- EXERCISE TASK
Make an exact copy of the records, with the pictures left out.

- RECORDS SHOWN
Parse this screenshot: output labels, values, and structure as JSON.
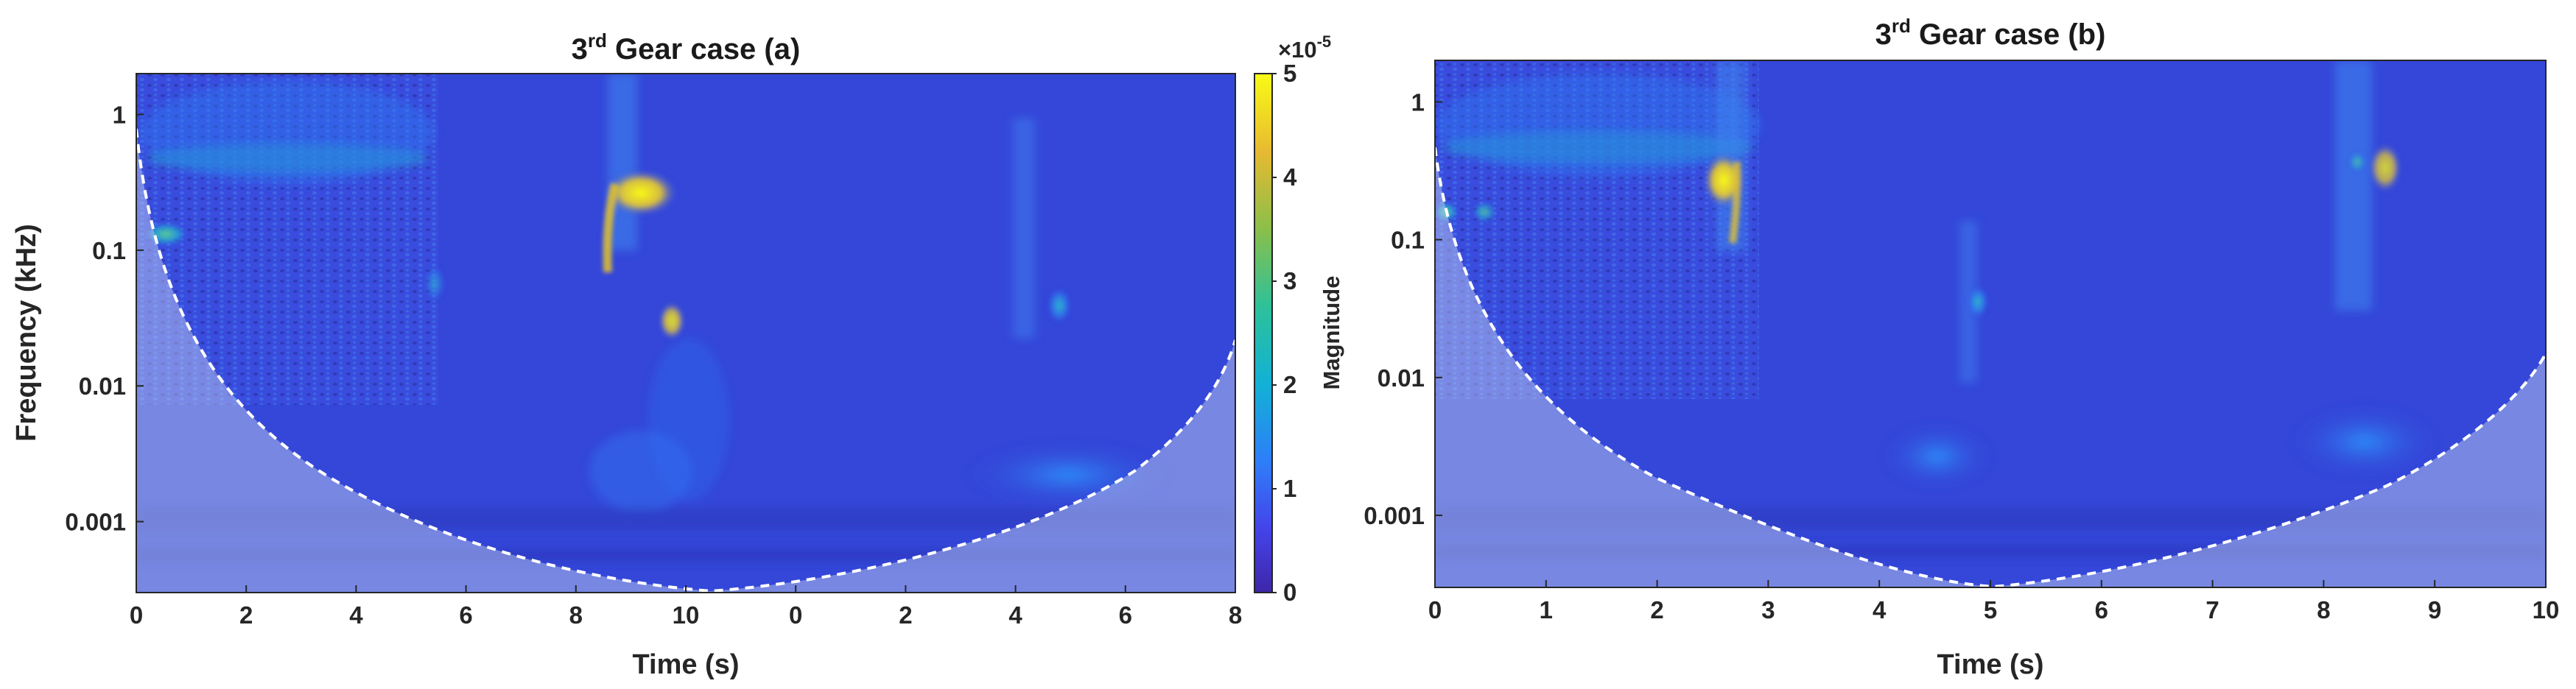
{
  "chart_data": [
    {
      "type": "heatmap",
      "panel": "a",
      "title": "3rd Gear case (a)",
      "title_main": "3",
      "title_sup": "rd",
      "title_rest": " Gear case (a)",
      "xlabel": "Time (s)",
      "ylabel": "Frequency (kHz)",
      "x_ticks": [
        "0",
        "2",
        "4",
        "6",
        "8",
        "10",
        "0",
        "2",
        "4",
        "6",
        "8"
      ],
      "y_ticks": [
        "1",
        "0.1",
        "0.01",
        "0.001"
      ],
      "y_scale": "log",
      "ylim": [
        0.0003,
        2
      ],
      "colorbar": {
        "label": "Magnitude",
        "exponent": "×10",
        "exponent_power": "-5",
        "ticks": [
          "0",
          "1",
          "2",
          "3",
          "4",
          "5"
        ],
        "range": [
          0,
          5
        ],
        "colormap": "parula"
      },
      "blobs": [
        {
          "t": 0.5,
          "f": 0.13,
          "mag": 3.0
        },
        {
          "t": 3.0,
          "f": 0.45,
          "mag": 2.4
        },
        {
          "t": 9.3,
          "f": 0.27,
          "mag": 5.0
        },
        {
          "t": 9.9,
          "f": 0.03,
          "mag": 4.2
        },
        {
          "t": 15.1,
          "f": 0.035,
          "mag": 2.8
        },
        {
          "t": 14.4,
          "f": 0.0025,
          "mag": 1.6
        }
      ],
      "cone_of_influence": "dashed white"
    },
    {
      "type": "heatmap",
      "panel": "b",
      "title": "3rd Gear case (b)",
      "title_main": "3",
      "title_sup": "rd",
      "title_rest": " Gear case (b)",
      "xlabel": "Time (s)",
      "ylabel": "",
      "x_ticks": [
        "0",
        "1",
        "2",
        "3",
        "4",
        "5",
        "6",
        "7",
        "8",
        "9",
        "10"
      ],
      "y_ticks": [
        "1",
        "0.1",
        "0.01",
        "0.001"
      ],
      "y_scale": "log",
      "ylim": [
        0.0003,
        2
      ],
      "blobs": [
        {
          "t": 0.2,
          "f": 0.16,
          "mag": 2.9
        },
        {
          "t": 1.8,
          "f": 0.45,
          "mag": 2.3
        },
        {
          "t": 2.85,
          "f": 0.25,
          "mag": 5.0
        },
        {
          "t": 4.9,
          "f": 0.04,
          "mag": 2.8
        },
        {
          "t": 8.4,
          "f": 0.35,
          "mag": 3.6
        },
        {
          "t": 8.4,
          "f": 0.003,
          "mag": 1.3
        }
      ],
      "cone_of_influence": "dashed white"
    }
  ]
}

- EXPECTED ANSWER
Parse this screenshot: output labels, values, and structure as JSON.
{
  "chart_data": [
    {
      "type": "heatmap",
      "panel": "a",
      "title": "3rd Gear case (a)",
      "title_main": "3",
      "title_sup": "rd",
      "title_rest": " Gear case (a)",
      "xlabel": "Time (s)",
      "ylabel": "Frequency (kHz)",
      "x_ticks": [
        "0",
        "2",
        "4",
        "6",
        "8",
        "10",
        "0",
        "2",
        "4",
        "6",
        "8"
      ],
      "y_ticks": [
        "1",
        "0.1",
        "0.01",
        "0.001"
      ],
      "y_scale": "log",
      "ylim": [
        0.0003,
        2
      ],
      "colorbar": {
        "label": "Magnitude",
        "exponent": "×10",
        "exponent_power": "-5",
        "ticks": [
          "0",
          "1",
          "2",
          "3",
          "4",
          "5"
        ],
        "range": [
          0,
          5
        ],
        "colormap": "parula"
      },
      "blobs": [
        {
          "t": 0.5,
          "f": 0.13,
          "mag": 3.0
        },
        {
          "t": 3.0,
          "f": 0.45,
          "mag": 2.4
        },
        {
          "t": 9.3,
          "f": 0.27,
          "mag": 5.0
        },
        {
          "t": 9.9,
          "f": 0.03,
          "mag": 4.2
        },
        {
          "t": 15.1,
          "f": 0.035,
          "mag": 2.8
        },
        {
          "t": 14.4,
          "f": 0.0025,
          "mag": 1.6
        }
      ],
      "cone_of_influence": "dashed white"
    },
    {
      "type": "heatmap",
      "panel": "b",
      "title": "3rd Gear case (b)",
      "title_main": "3",
      "title_sup": "rd",
      "title_rest": " Gear case (b)",
      "xlabel": "Time (s)",
      "ylabel": "",
      "x_ticks": [
        "0",
        "1",
        "2",
        "3",
        "4",
        "5",
        "6",
        "7",
        "8",
        "9",
        "10"
      ],
      "y_ticks": [
        "1",
        "0.1",
        "0.01",
        "0.001"
      ],
      "y_scale": "log",
      "ylim": [
        0.0003,
        2
      ],
      "blobs": [
        {
          "t": 0.2,
          "f": 0.16,
          "mag": 2.9
        },
        {
          "t": 1.8,
          "f": 0.45,
          "mag": 2.3
        },
        {
          "t": 2.85,
          "f": 0.25,
          "mag": 5.0
        },
        {
          "t": 4.9,
          "f": 0.04,
          "mag": 2.8
        },
        {
          "t": 8.4,
          "f": 0.35,
          "mag": 3.6
        },
        {
          "t": 8.4,
          "f": 0.003,
          "mag": 1.3
        }
      ],
      "cone_of_influence": "dashed white"
    }
  ]
}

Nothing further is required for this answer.